Data entries
• • • •

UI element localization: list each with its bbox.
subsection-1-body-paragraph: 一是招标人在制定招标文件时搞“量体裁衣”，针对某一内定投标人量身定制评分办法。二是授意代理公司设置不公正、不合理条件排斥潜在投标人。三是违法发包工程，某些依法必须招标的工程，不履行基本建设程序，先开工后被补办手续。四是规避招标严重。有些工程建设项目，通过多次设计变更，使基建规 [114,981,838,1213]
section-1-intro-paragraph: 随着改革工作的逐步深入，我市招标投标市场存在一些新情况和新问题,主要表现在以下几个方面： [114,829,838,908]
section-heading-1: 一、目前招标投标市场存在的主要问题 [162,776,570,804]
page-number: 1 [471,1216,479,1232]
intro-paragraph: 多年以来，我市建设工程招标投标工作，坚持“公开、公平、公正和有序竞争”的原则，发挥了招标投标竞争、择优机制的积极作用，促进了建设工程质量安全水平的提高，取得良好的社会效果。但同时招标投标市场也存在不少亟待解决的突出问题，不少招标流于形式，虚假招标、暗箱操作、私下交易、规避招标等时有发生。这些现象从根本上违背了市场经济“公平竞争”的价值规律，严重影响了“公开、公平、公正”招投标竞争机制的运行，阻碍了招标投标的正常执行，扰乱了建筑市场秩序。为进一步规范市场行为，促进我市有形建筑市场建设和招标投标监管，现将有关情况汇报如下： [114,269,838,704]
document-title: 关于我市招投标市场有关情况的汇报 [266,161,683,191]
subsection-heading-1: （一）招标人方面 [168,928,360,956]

• • • •

**Problem statement**
Rewrite all of the records with every "heading" swapped for "header", keeping everything else unchanged.

**Solution to this task**
UI element localization: list each with its bbox.
subsection-1-body-paragraph: 一是招标人在制定招标文件时搞“量体裁衣”，针对某一内定投标人量身定制评分办法。二是授意代理公司设置不公正、不合理条件排斥潜在投标人。三是违法发包工程，某些依法必须招标的工程，不履行基本建设程序，先开工后被补办手续。四是规避招标严重。有些工程建设项目，通过多次设计变更，使基建规 [114,981,838,1213]
section-1-intro-paragraph: 随着改革工作的逐步深入，我市招标投标市场存在一些新情况和新问题,主要表现在以下几个方面： [114,829,838,908]
section-header-1: 一、目前招标投标市场存在的主要问题 [162,776,570,804]
page-number: 1 [471,1216,479,1232]
intro-paragraph: 多年以来，我市建设工程招标投标工作，坚持“公开、公平、公正和有序竞争”的原则，发挥了招标投标竞争、择优机制的积极作用，促进了建设工程质量安全水平的提高，取得良好的社会效果。但同时招标投标市场也存在不少亟待解决的突出问题，不少招标流于形式，虚假招标、暗箱操作、私下交易、规避招标等时有发生。这些现象从根本上违背了市场经济“公平竞争”的价值规律，严重影响了“公开、公平、公正”招投标竞争机制的运行，阻碍了招标投标的正常执行，扰乱了建筑市场秩序。为进一步规范市场行为，促进我市有形建筑市场建设和招标投标监管，现将有关情况汇报如下： [114,269,838,704]
document-title: 关于我市招投标市场有关情况的汇报 [266,161,683,191]
subsection-header-1: （一）招标人方面 [168,928,360,956]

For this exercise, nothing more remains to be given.